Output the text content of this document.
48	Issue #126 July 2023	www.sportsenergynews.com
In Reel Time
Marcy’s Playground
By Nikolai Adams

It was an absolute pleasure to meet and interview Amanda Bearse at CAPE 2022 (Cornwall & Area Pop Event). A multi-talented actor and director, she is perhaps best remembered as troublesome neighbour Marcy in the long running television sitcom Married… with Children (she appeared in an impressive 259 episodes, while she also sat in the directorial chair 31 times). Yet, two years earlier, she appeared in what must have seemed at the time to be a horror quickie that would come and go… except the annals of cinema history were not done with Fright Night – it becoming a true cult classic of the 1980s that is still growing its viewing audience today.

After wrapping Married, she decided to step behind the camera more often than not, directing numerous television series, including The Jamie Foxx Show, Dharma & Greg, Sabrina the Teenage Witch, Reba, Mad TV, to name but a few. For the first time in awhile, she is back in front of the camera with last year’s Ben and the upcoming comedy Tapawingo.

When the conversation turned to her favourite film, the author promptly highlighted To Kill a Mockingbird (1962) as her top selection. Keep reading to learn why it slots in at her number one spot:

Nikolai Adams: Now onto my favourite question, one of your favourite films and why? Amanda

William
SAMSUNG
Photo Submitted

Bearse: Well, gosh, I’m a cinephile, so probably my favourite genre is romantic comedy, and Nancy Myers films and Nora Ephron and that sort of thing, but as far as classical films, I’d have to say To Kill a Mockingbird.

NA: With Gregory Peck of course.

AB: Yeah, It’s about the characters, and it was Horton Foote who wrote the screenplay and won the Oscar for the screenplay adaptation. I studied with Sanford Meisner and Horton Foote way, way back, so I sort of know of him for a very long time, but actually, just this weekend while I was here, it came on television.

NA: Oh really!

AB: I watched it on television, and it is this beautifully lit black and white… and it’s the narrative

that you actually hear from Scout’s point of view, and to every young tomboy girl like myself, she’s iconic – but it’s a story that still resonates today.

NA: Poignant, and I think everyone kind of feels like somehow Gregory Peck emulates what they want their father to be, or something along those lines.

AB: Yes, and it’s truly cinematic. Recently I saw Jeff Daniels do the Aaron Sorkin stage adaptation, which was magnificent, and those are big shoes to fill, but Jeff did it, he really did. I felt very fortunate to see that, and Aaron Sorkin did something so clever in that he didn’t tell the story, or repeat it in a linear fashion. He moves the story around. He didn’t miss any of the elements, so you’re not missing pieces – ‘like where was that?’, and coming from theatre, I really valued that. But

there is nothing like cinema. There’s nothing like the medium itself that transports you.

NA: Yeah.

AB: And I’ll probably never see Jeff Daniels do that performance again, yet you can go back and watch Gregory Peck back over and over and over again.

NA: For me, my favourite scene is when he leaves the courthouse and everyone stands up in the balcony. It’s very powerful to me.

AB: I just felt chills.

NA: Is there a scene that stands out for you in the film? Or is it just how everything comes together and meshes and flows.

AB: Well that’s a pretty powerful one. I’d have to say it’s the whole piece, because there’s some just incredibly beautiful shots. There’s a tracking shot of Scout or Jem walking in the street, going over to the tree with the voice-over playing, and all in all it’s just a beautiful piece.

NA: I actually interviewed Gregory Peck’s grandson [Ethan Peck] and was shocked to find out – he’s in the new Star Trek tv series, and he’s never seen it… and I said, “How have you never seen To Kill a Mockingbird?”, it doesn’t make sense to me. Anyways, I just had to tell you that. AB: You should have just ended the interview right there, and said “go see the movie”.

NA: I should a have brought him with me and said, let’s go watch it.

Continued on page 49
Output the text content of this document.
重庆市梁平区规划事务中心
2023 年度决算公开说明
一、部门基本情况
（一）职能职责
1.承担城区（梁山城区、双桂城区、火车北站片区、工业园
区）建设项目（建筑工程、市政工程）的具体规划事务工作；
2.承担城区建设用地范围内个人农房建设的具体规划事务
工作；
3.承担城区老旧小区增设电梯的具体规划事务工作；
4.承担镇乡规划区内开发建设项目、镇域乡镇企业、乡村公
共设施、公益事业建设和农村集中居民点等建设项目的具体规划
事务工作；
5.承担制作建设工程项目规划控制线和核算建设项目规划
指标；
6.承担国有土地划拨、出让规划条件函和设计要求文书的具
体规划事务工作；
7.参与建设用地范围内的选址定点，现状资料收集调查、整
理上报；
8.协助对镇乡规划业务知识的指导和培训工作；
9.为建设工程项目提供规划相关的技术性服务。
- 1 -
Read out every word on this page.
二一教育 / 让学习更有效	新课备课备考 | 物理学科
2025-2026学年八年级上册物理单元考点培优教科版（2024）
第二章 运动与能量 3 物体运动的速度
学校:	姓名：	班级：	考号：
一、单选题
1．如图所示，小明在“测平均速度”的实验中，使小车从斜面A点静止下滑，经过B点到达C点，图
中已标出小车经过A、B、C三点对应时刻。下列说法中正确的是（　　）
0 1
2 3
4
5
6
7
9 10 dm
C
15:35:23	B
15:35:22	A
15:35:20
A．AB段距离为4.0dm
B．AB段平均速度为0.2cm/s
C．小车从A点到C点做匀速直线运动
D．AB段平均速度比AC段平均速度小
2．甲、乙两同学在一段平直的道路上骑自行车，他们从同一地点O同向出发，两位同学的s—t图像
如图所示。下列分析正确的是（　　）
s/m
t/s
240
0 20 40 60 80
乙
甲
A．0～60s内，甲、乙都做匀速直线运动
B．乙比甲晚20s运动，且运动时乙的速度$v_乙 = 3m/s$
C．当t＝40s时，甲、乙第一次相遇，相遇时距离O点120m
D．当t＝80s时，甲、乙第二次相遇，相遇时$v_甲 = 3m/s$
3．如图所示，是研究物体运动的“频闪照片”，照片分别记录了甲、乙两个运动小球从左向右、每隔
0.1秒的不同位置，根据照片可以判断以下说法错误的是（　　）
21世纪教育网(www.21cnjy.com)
----------
# WHAT NEEDS TO BE DONE:
Set out exactly the run of lines that begins at the line holding "Read out every word on this page." and ends at the last line of the data.

# CORRECT ANSWER:
Read out every word on this page.
二一教育 / 让学习更有效	新课备课备考 | 物理学科
2025-2026学年八年级上册物理单元考点培优教科版（2024）
第二章 运动与能量 3 物体运动的速度
学校:	姓名：	班级：	考号：
一、单选题
1．如图所示，小明在“测平均速度”的实验中，使小车从斜面A点静止下滑，经过B点到达C点，图
中已标出小车经过A、B、C三点对应时刻。下列说法中正确的是（　　）
0 1
2 3
4
5
6
7
9 10 dm
C
15:35:23	B
15:35:22	A
15:35:20
A．AB段距离为4.0dm
B．AB段平均速度为0.2cm/s
C．小车从A点到C点做匀速直线运动
D．AB段平均速度比AC段平均速度小
2．甲、乙两同学在一段平直的道路上骑自行车，他们从同一地点O同向出发，两位同学的s—t图像
如图所示。下列分析正确的是（　　）
s/m
t/s
240
0 20 40 60 80
乙
甲
A．0～60s内，甲、乙都做匀速直线运动
B．乙比甲晚20s运动，且运动时乙的速度$v_乙 = 3m/s$
C．当t＝40s时，甲、乙第一次相遇，相遇时距离O点120m
D．当t＝80s时，甲、乙第二次相遇，相遇时$v_甲 = 3m/s$
3．如图所示，是研究物体运动的“频闪照片”，照片分别记录了甲、乙两个运动小球从左向右、每隔
0.1秒的不同位置，根据照片可以判断以下说法错误的是（　　）
21世纪教育网(www.21cnjy.com)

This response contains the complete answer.